-- START --

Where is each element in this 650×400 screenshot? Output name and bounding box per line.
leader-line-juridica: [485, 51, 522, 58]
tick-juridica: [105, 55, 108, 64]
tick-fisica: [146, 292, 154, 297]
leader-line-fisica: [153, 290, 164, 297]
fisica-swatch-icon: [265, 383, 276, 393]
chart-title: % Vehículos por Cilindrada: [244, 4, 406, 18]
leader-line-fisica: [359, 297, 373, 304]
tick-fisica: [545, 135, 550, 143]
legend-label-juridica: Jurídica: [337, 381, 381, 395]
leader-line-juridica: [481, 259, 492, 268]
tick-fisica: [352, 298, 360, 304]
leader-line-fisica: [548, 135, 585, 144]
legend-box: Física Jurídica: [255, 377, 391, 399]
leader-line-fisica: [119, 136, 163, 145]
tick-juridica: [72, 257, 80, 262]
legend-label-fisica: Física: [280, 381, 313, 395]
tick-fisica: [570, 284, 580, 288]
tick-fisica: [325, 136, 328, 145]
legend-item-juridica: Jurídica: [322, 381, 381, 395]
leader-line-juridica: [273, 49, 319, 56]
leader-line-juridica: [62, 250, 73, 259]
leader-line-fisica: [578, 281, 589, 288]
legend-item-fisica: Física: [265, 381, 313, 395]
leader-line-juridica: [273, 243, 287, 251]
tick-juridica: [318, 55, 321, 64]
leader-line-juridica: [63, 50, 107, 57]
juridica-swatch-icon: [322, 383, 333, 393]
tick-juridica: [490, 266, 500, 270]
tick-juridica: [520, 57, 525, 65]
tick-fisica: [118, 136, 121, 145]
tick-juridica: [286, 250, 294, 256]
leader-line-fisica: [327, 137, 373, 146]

-- END --

#### REQUIREMENTS
Copy the lines of the data above word for word, beginning with the first line and stopping after the line that contains "leader-line-fisica: [548, 135, 585, 144]".

#### SOLUTION TO THE PROBLEM
Where is each element in this 650×400 screenshot? Output name and bounding box per line.
leader-line-juridica: [485, 51, 522, 58]
tick-juridica: [105, 55, 108, 64]
tick-fisica: [146, 292, 154, 297]
leader-line-fisica: [153, 290, 164, 297]
fisica-swatch-icon: [265, 383, 276, 393]
chart-title: % Vehículos por Cilindrada: [244, 4, 406, 18]
leader-line-fisica: [359, 297, 373, 304]
tick-fisica: [545, 135, 550, 143]
legend-label-juridica: Jurídica: [337, 381, 381, 395]
leader-line-juridica: [481, 259, 492, 268]
tick-fisica: [352, 298, 360, 304]
leader-line-fisica: [548, 135, 585, 144]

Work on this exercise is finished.